- SUPPLIED RECORDS -
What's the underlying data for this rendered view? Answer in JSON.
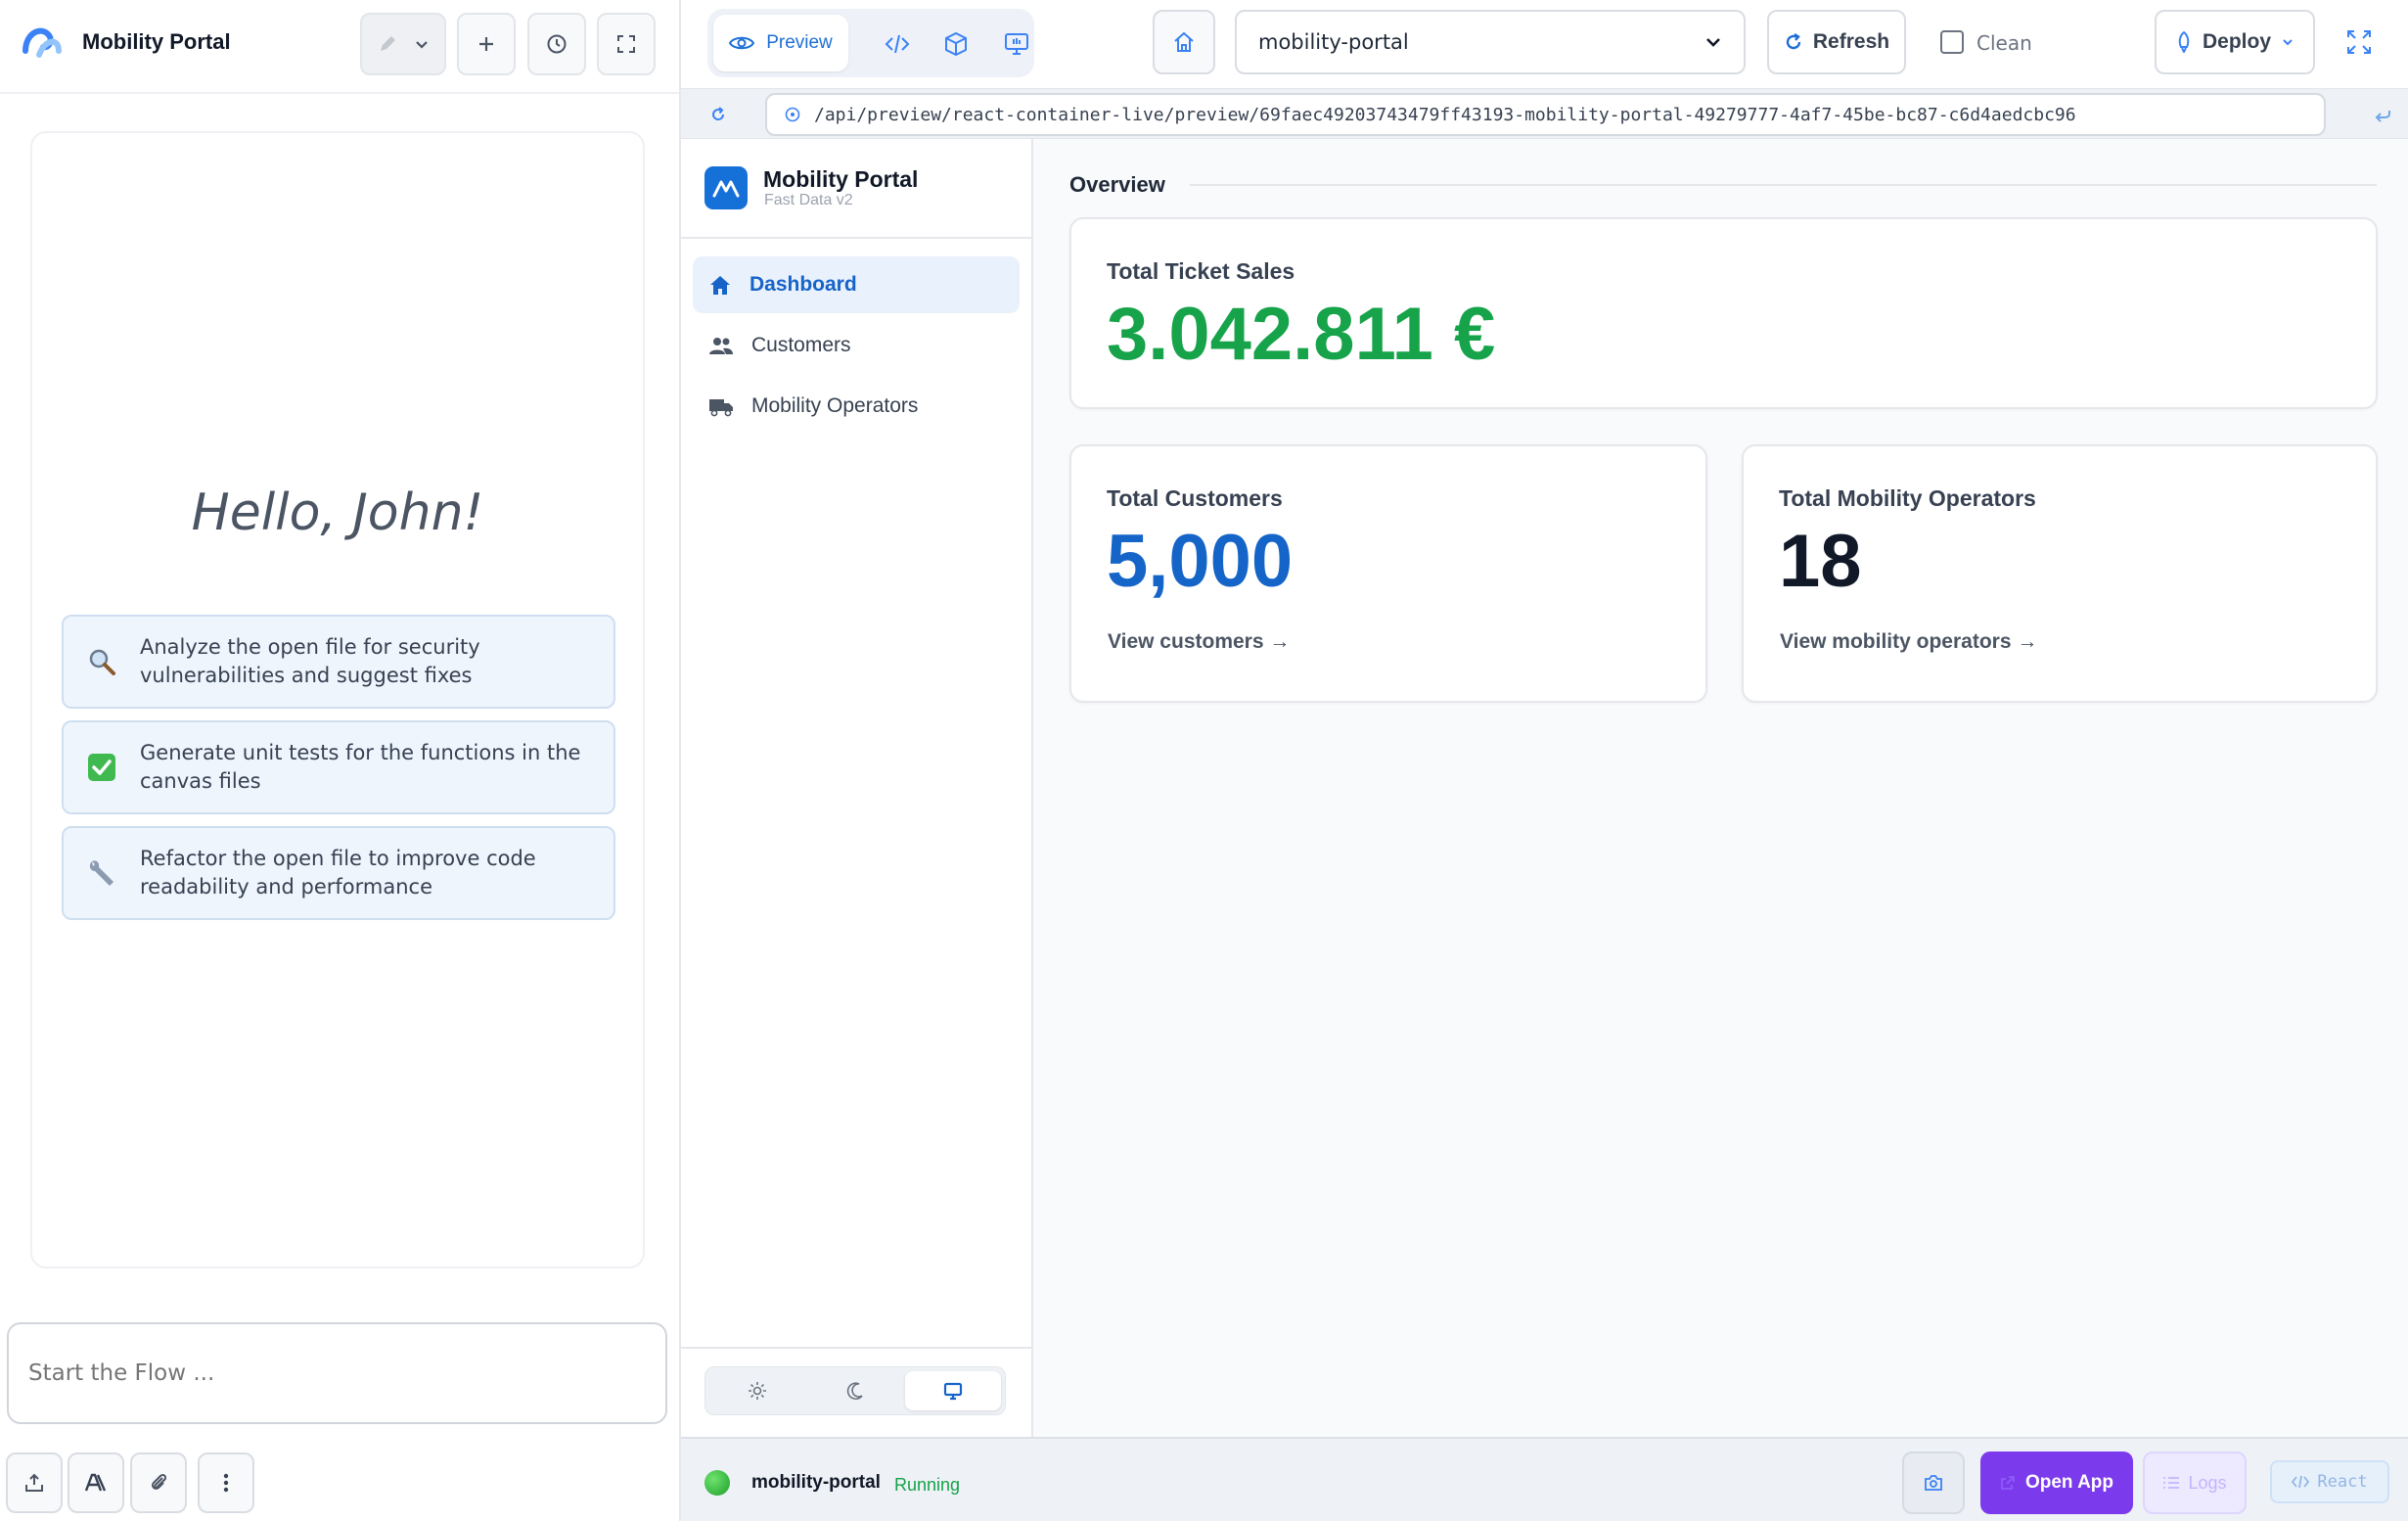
{
  "colors": {
    "accent": "#1570d8",
    "sales_green": "#16a34a",
    "customers_blue": "#1565c8",
    "open_app_purple": "#7c3aed",
    "running_green": "#15a34a"
  },
  "left_panel": {
    "title": "Mobility Portal",
    "greeting": "Hello, John!",
    "suggestions": [
      {
        "icon": "magnifier-icon",
        "text": "Analyze the open file for security vulnerabilities and suggest fixes"
      },
      {
        "icon": "checkmark-icon",
        "text": "Generate unit tests for the functions in the canvas files"
      },
      {
        "icon": "wrench-icon",
        "text": "Refactor the open file to improve code readability and performance"
      }
    ],
    "input_placeholder": "Start the Flow ..."
  },
  "toolbar": {
    "preview_label": "Preview",
    "project": "mobility-portal",
    "refresh_label": "Refresh",
    "clean_label": "Clean",
    "deploy_label": "Deploy"
  },
  "address": {
    "url": "/api/preview/react-container-live/preview/69faec49203743479ff43193-mobility-portal-49279777-4af7-45be-bc87-c6d4aedcbc96"
  },
  "app": {
    "brand_name": "Mobility Portal",
    "brand_sub": "Fast Data v2",
    "nav": [
      {
        "label": "Dashboard",
        "icon": "home-icon",
        "active": true
      },
      {
        "label": "Customers",
        "icon": "users-icon",
        "active": false
      },
      {
        "label": "Mobility Operators",
        "icon": "truck-icon",
        "active": false
      }
    ],
    "overview_title": "Overview",
    "sales": {
      "label": "Total Ticket Sales",
      "value": "3.042.811 €"
    },
    "customers": {
      "label": "Total Customers",
      "value": "5,000",
      "link": "View customers →"
    },
    "operators": {
      "label": "Total Mobility Operators",
      "value": "18",
      "link": "View mobility operators →"
    }
  },
  "status_bar": {
    "name": "mobility-portal",
    "state": "Running",
    "open_app_label": "Open App",
    "logs_label": "Logs",
    "react_label": "React"
  }
}
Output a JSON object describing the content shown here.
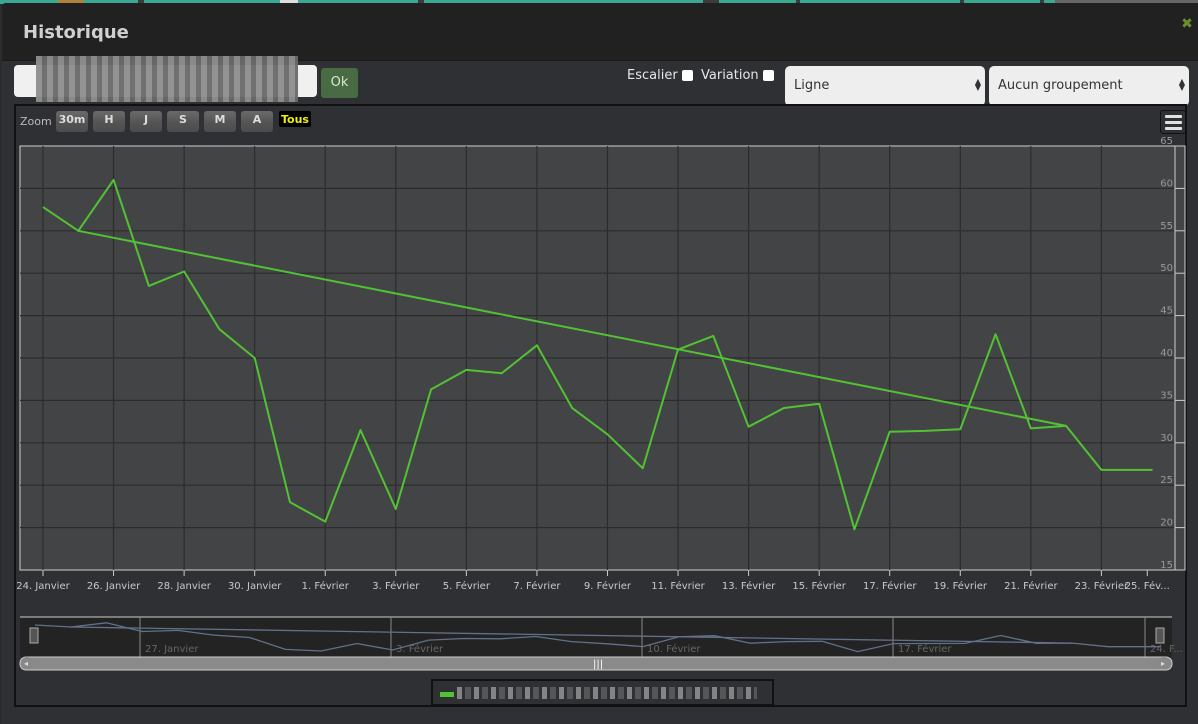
{
  "dialog": {
    "title": "Historique",
    "close_icon": "close-x-icon",
    "accent_color": "#52c234"
  },
  "toolbar": {
    "search_value": "",
    "ok_label": "Ok",
    "escalier_label": "Escalier",
    "escalier_checked": false,
    "variation_label": "Variation",
    "variation_checked": false,
    "chart_type_selected": "Ligne",
    "grouping_selected": "Aucun groupement"
  },
  "range_selector": {
    "label": "Zoom",
    "buttons": [
      "30m",
      "H",
      "J",
      "S",
      "M",
      "A"
    ],
    "active": "Tous"
  },
  "menu_icon": "hamburger-menu-icon",
  "chart_data": {
    "type": "line",
    "title": "",
    "xlabel": "",
    "ylabel": "",
    "ylim": [
      15,
      65
    ],
    "yticks": [
      15,
      20,
      25,
      30,
      35,
      40,
      45,
      50,
      55,
      60,
      65
    ],
    "y_axis_side": "right",
    "grid": true,
    "x_start": "24. Janvier",
    "x_end": "25. Février",
    "xticks": [
      "24. Janvier",
      "26. Janvier",
      "28. Janvier",
      "30. Janvier",
      "1. Février",
      "3. Février",
      "5. Février",
      "7. Février",
      "9. Février",
      "11. Février",
      "13. Février",
      "15. Février",
      "17. Février",
      "19. Février",
      "21. Février",
      "23. Février",
      "25. Fév..."
    ],
    "series": [
      {
        "name": "(masked)",
        "color": "#52c234",
        "x_days": [
          0,
          1,
          2,
          3,
          4,
          5,
          6,
          7,
          8,
          9,
          10,
          11,
          12,
          13,
          14,
          15,
          16,
          17,
          18,
          19,
          20,
          21,
          22,
          23,
          24,
          25,
          26,
          27,
          28,
          29,
          30,
          31.45
        ],
        "values": [
          57.8,
          55.0,
          61.0,
          48.5,
          50.2,
          43.4,
          40.0,
          23.0,
          20.7,
          31.5,
          22.2,
          36.3,
          38.6,
          38.2,
          41.5,
          34.1,
          31.0,
          27.0,
          41.0,
          42.6,
          31.9,
          34.1,
          34.6,
          19.8,
          31.3,
          31.4,
          31.6,
          42.8,
          31.7,
          32.0,
          26.8,
          26.8
        ],
        "extra_segment": {
          "from_day": 1,
          "from_value": 55.0,
          "to_day": 29,
          "to_value": 32.0
        }
      }
    ],
    "legend": {
      "position": "bottom-center",
      "entries": [
        "(masked)"
      ]
    },
    "navigator": {
      "labels": [
        "27. Janvier",
        "3. Février",
        "10. Février",
        "17. Février",
        "24. F..."
      ]
    }
  }
}
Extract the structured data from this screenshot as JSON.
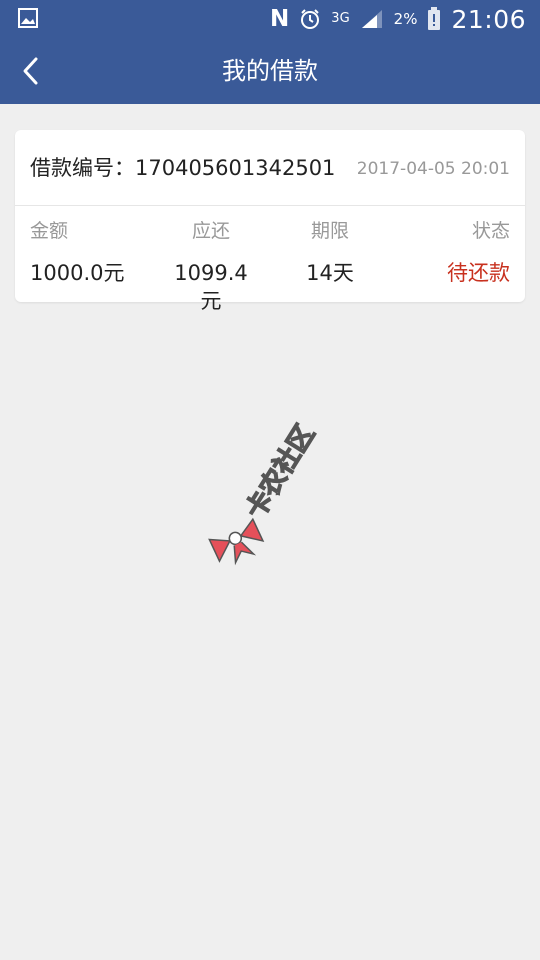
{
  "status_bar": {
    "battery_percent": "2%",
    "network": "3G",
    "time": "21:06",
    "n_label": "N",
    "icons": [
      "gallery-icon",
      "nfc-icon",
      "alarm-icon",
      "signal-icon",
      "battery-alert-icon"
    ]
  },
  "nav": {
    "back_icon": "chevron-left-icon",
    "title": "我的借款"
  },
  "loan": {
    "number_label": "借款编号：",
    "number": "170405601342501",
    "datetime": "2017-04-05 20:01",
    "columns": [
      {
        "label": "金额",
        "value": "1000.0元"
      },
      {
        "label": "应还",
        "value": "1099.4元"
      },
      {
        "label": "期限",
        "value": "14天"
      },
      {
        "label": "状态",
        "value": "待还款"
      }
    ]
  },
  "watermark": {
    "text": "卡农社区"
  },
  "colors": {
    "header_bg": "#3a5a98",
    "page_bg": "#efefef",
    "status_red": "#c8311f",
    "muted_text": "#999999"
  }
}
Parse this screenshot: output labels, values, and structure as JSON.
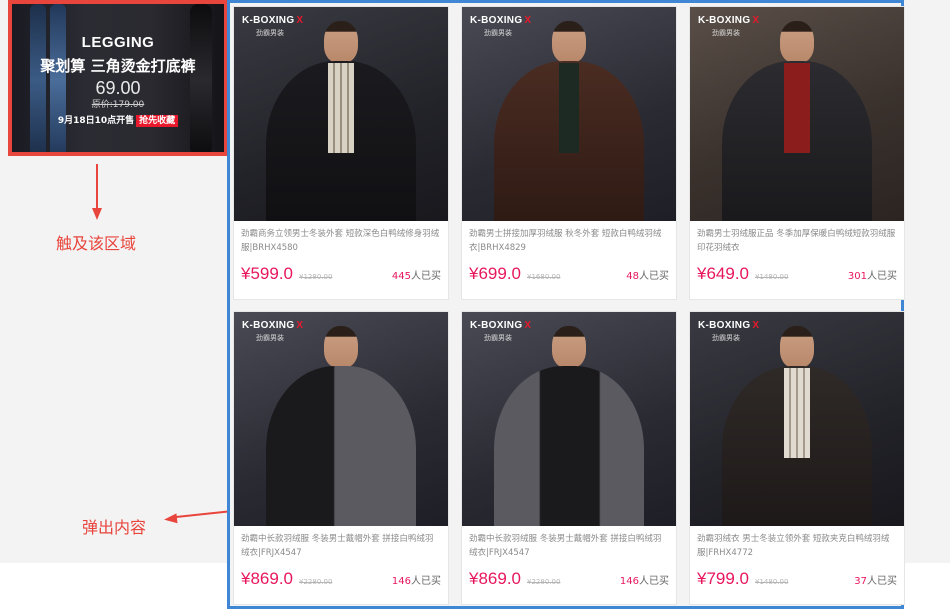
{
  "banner": {
    "title": "LEGGING",
    "subtitle": "聚划算 三角烫金打底裤",
    "price": "69.00",
    "original": "原价:179.00",
    "date_text": "9月18日10点开售",
    "tag": "抢先收藏"
  },
  "annotations": {
    "trigger_label": "触及该区域",
    "popup_label": "弹出内容"
  },
  "colors": {
    "annotation_red": "#e8453c",
    "popup_border_blue": "#3f86d4",
    "price_pink": "#e8175d"
  },
  "product_brand": {
    "logo_text": "K-BOXING",
    "logo_mark": "X",
    "logo_subtext": "劲霸男装"
  },
  "products": [
    {
      "title": "劲霸商务立领男士冬装外套 短款深色白鸭绒修身羽绒服|BRHX4580",
      "price": "¥599.0",
      "original": "¥1280.00",
      "sold_count": "445",
      "sold_unit": "人已买"
    },
    {
      "title": "劲霸男士拼接加厚羽绒服 秋冬外套 短款白鸭绒羽绒衣|BRHX4829",
      "price": "¥699.0",
      "original": "¥1680.00",
      "sold_count": "48",
      "sold_unit": "人已买"
    },
    {
      "title": "劲霸男士羽绒服正品 冬季加厚保暖白鸭绒短款羽绒服印花羽绒衣",
      "price": "¥649.0",
      "original": "¥1480.00",
      "sold_count": "301",
      "sold_unit": "人已买"
    },
    {
      "title": "劲霸中长款羽绒服 冬装男士戴帽外套 拼接白鸭绒羽绒衣|FRJX4547",
      "price": "¥869.0",
      "original": "¥2280.00",
      "sold_count": "146",
      "sold_unit": "人已买"
    },
    {
      "title": "劲霸中长款羽绒服 冬装男士戴帽外套 拼接白鸭绒羽绒衣|FRJX4547",
      "price": "¥869.0",
      "original": "¥2280.00",
      "sold_count": "146",
      "sold_unit": "人已买"
    },
    {
      "title": "劲霸羽绒衣 男士冬装立领外套 短款夹克白鸭绒羽绒服|FRHX4772",
      "price": "¥799.0",
      "original": "¥1480.00",
      "sold_count": "37",
      "sold_unit": "人已买"
    }
  ]
}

- WRITTEN INSTRUCTION -
Reproduce the listing above from the line that contains "Parse this screenshot: output" through its final line, exactly and with nothing added. Omit the images.

- FULL OUTPUT -
Parse this screenshot: output labels, values, and structure as JSON.
{
  "banner": {
    "title": "LEGGING",
    "subtitle": "聚划算 三角烫金打底裤",
    "price": "69.00",
    "original": "原价:179.00",
    "date_text": "9月18日10点开售",
    "tag": "抢先收藏"
  },
  "annotations": {
    "trigger_label": "触及该区域",
    "popup_label": "弹出内容"
  },
  "colors": {
    "annotation_red": "#e8453c",
    "popup_border_blue": "#3f86d4",
    "price_pink": "#e8175d"
  },
  "product_brand": {
    "logo_text": "K-BOXING",
    "logo_mark": "X",
    "logo_subtext": "劲霸男装"
  },
  "products": [
    {
      "title": "劲霸商务立领男士冬装外套 短款深色白鸭绒修身羽绒服|BRHX4580",
      "price": "¥599.0",
      "original": "¥1280.00",
      "sold_count": "445",
      "sold_unit": "人已买"
    },
    {
      "title": "劲霸男士拼接加厚羽绒服 秋冬外套 短款白鸭绒羽绒衣|BRHX4829",
      "price": "¥699.0",
      "original": "¥1680.00",
      "sold_count": "48",
      "sold_unit": "人已买"
    },
    {
      "title": "劲霸男士羽绒服正品 冬季加厚保暖白鸭绒短款羽绒服印花羽绒衣",
      "price": "¥649.0",
      "original": "¥1480.00",
      "sold_count": "301",
      "sold_unit": "人已买"
    },
    {
      "title": "劲霸中长款羽绒服 冬装男士戴帽外套 拼接白鸭绒羽绒衣|FRJX4547",
      "price": "¥869.0",
      "original": "¥2280.00",
      "sold_count": "146",
      "sold_unit": "人已买"
    },
    {
      "title": "劲霸中长款羽绒服 冬装男士戴帽外套 拼接白鸭绒羽绒衣|FRJX4547",
      "price": "¥869.0",
      "original": "¥2280.00",
      "sold_count": "146",
      "sold_unit": "人已买"
    },
    {
      "title": "劲霸羽绒衣 男士冬装立领外套 短款夹克白鸭绒羽绒服|FRHX4772",
      "price": "¥799.0",
      "original": "¥1480.00",
      "sold_count": "37",
      "sold_unit": "人已买"
    }
  ]
}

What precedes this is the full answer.